** BEGIN DATA FOR THIS EXERCISE **

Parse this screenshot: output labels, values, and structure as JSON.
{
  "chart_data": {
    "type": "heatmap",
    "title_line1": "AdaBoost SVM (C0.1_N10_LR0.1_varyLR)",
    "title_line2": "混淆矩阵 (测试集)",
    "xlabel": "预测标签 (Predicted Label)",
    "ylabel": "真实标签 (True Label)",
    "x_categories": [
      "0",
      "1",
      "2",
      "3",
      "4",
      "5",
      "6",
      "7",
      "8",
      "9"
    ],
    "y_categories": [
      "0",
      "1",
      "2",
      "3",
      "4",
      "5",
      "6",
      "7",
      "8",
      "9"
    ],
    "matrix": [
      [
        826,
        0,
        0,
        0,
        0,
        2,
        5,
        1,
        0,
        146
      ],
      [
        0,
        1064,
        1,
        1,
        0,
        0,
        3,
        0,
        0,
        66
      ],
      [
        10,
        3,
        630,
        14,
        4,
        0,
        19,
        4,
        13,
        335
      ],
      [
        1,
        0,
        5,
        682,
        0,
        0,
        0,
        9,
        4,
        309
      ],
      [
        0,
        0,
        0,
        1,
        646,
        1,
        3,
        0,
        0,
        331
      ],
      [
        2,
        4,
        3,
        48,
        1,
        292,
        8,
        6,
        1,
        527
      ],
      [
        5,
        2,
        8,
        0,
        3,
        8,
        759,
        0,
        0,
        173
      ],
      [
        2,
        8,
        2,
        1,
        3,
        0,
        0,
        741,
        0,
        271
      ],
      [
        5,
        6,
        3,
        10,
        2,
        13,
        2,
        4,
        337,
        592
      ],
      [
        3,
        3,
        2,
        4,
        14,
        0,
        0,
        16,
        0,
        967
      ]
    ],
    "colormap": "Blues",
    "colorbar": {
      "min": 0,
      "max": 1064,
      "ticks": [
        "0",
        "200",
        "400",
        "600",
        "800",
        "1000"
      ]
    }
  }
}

** END DATA FOR THIS EXERCISE **

WHAT THIS TASK INVOLVES = Extract the entries above verbatim.

EXERCISE SOLUTION =
Parse this screenshot: output labels, values, and structure as JSON.
{
  "chart_data": {
    "type": "heatmap",
    "title_line1": "AdaBoost SVM (C0.1_N10_LR0.1_varyLR)",
    "title_line2": "混淆矩阵 (测试集)",
    "xlabel": "预测标签 (Predicted Label)",
    "ylabel": "真实标签 (True Label)",
    "x_categories": [
      "0",
      "1",
      "2",
      "3",
      "4",
      "5",
      "6",
      "7",
      "8",
      "9"
    ],
    "y_categories": [
      "0",
      "1",
      "2",
      "3",
      "4",
      "5",
      "6",
      "7",
      "8",
      "9"
    ],
    "matrix": [
      [
        826,
        0,
        0,
        0,
        0,
        2,
        5,
        1,
        0,
        146
      ],
      [
        0,
        1064,
        1,
        1,
        0,
        0,
        3,
        0,
        0,
        66
      ],
      [
        10,
        3,
        630,
        14,
        4,
        0,
        19,
        4,
        13,
        335
      ],
      [
        1,
        0,
        5,
        682,
        0,
        0,
        0,
        9,
        4,
        309
      ],
      [
        0,
        0,
        0,
        1,
        646,
        1,
        3,
        0,
        0,
        331
      ],
      [
        2,
        4,
        3,
        48,
        1,
        292,
        8,
        6,
        1,
        527
      ],
      [
        5,
        2,
        8,
        0,
        3,
        8,
        759,
        0,
        0,
        173
      ],
      [
        2,
        8,
        2,
        1,
        3,
        0,
        0,
        741,
        0,
        271
      ],
      [
        5,
        6,
        3,
        10,
        2,
        13,
        2,
        4,
        337,
        592
      ],
      [
        3,
        3,
        2,
        4,
        14,
        0,
        0,
        16,
        0,
        967
      ]
    ],
    "colormap": "Blues",
    "colorbar": {
      "min": 0,
      "max": 1064,
      "ticks": [
        "0",
        "200",
        "400",
        "600",
        "800",
        "1000"
      ]
    }
  }
}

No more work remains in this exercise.